─── INFORMATION GIVEN ───

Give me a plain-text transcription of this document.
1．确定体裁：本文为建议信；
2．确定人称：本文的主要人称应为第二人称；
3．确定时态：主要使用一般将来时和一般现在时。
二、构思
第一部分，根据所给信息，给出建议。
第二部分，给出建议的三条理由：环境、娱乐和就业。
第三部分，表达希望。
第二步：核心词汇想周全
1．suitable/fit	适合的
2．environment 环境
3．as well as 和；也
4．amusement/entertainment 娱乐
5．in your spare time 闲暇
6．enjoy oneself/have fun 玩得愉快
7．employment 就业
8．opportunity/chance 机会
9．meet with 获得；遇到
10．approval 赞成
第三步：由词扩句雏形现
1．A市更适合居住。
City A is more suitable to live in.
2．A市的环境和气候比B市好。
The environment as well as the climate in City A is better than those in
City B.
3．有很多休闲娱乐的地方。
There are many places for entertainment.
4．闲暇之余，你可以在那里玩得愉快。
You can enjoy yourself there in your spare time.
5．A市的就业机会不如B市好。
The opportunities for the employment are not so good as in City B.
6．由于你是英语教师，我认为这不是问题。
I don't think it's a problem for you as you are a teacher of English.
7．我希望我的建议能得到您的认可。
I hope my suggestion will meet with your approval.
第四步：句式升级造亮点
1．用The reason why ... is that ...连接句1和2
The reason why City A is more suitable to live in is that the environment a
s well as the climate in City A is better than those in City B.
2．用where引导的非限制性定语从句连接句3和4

───

> THE PROBLEM: Only lines that contain the word "suitable" are wanted; copy each of them.

> SOLVED PROBLEM:
1．suitable/fit	适合的
City A is more suitable to live in.
The reason why City A is more suitable to live in is that the environment a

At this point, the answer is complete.